▶ **Work to be completed**: Pull out each line of the records holding the string "sector".

------------------------------------------------

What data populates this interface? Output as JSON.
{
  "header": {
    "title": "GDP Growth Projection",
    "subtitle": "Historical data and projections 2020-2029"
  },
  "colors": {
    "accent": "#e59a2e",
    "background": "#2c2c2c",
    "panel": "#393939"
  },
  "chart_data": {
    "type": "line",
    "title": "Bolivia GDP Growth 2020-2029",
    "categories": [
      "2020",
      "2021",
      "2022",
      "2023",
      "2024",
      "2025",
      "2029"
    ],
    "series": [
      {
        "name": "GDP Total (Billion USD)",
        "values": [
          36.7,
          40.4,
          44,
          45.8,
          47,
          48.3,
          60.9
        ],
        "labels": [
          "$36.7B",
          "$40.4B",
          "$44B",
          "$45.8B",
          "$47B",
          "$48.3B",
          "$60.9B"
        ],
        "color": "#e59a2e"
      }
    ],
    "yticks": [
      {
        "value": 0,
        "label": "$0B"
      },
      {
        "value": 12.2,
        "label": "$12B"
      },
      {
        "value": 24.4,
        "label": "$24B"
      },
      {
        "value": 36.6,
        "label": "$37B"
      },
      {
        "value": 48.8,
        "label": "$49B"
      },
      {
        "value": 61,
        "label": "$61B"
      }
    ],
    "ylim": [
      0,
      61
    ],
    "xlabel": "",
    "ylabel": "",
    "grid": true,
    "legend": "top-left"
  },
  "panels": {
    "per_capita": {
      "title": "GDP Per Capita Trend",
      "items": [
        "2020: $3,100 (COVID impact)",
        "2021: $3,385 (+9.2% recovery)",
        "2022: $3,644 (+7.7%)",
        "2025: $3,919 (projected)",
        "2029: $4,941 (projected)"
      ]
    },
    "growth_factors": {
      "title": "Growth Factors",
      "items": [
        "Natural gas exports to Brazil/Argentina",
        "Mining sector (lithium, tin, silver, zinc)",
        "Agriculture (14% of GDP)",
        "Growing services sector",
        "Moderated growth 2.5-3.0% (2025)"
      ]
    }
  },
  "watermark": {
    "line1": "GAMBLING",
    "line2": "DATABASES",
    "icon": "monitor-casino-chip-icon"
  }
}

------------------------------------------------

▶ **Task result**:
        "Mining sector (lithium, tin, silver, zinc)",
        "Growing services sector",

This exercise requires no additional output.